• _Information given_:

◇ ◇ ◇ ◇

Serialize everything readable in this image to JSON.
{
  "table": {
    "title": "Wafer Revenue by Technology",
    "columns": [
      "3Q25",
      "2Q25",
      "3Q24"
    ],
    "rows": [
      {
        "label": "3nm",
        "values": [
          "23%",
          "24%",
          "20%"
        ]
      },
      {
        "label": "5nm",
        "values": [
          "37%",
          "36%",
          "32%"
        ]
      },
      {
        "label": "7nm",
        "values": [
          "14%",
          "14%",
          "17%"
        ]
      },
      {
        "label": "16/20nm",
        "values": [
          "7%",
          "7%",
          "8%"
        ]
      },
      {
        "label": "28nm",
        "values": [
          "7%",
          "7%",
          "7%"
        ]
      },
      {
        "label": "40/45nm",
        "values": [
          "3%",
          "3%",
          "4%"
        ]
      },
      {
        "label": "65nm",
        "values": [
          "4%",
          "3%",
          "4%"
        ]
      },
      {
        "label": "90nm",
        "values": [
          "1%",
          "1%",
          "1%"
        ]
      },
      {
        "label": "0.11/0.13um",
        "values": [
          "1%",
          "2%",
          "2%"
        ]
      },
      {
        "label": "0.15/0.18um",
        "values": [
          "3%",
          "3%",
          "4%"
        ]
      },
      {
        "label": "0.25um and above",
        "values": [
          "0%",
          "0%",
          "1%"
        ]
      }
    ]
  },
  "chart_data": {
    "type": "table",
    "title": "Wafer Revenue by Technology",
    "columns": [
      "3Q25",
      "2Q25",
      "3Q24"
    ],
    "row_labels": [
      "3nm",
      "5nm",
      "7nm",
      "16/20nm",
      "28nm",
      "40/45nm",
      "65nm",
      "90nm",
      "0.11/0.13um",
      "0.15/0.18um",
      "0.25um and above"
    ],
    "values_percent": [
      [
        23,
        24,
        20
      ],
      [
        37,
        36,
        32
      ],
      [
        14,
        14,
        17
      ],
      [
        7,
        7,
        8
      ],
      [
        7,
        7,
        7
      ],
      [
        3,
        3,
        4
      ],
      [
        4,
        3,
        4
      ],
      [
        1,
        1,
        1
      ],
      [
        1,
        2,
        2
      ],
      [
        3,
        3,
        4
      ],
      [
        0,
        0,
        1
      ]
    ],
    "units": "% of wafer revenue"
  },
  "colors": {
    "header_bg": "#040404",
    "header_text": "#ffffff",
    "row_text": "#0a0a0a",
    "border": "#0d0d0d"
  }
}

◇ ◇ ◇ ◇

• _Prompt_: Using the data above, print every record exactly as shown.

• _Correct answer_:
Serialize everything readable in this image to JSON.
{
  "table": {
    "title": "Wafer Revenue by Technology",
    "columns": [
      "3Q25",
      "2Q25",
      "3Q24"
    ],
    "rows": [
      {
        "label": "3nm",
        "values": [
          "23%",
          "24%",
          "20%"
        ]
      },
      {
        "label": "5nm",
        "values": [
          "37%",
          "36%",
          "32%"
        ]
      },
      {
        "label": "7nm",
        "values": [
          "14%",
          "14%",
          "17%"
        ]
      },
      {
        "label": "16/20nm",
        "values": [
          "7%",
          "7%",
          "8%"
        ]
      },
      {
        "label": "28nm",
        "values": [
          "7%",
          "7%",
          "7%"
        ]
      },
      {
        "label": "40/45nm",
        "values": [
          "3%",
          "3%",
          "4%"
        ]
      },
      {
        "label": "65nm",
        "values": [
          "4%",
          "3%",
          "4%"
        ]
      },
      {
        "label": "90nm",
        "values": [
          "1%",
          "1%",
          "1%"
        ]
      },
      {
        "label": "0.11/0.13um",
        "values": [
          "1%",
          "2%",
          "2%"
        ]
      },
      {
        "label": "0.15/0.18um",
        "values": [
          "3%",
          "3%",
          "4%"
        ]
      },
      {
        "label": "0.25um and above",
        "values": [
          "0%",
          "0%",
          "1%"
        ]
      }
    ]
  },
  "chart_data": {
    "type": "table",
    "title": "Wafer Revenue by Technology",
    "columns": [
      "3Q25",
      "2Q25",
      "3Q24"
    ],
    "row_labels": [
      "3nm",
      "5nm",
      "7nm",
      "16/20nm",
      "28nm",
      "40/45nm",
      "65nm",
      "90nm",
      "0.11/0.13um",
      "0.15/0.18um",
      "0.25um and above"
    ],
    "values_percent": [
      [
        23,
        24,
        20
      ],
      [
        37,
        36,
        32
      ],
      [
        14,
        14,
        17
      ],
      [
        7,
        7,
        8
      ],
      [
        7,
        7,
        7
      ],
      [
        3,
        3,
        4
      ],
      [
        4,
        3,
        4
      ],
      [
        1,
        1,
        1
      ],
      [
        1,
        2,
        2
      ],
      [
        3,
        3,
        4
      ],
      [
        0,
        0,
        1
      ]
    ],
    "units": "% of wafer revenue"
  },
  "colors": {
    "header_bg": "#040404",
    "header_text": "#ffffff",
    "row_text": "#0a0a0a",
    "border": "#0d0d0d"
  }
}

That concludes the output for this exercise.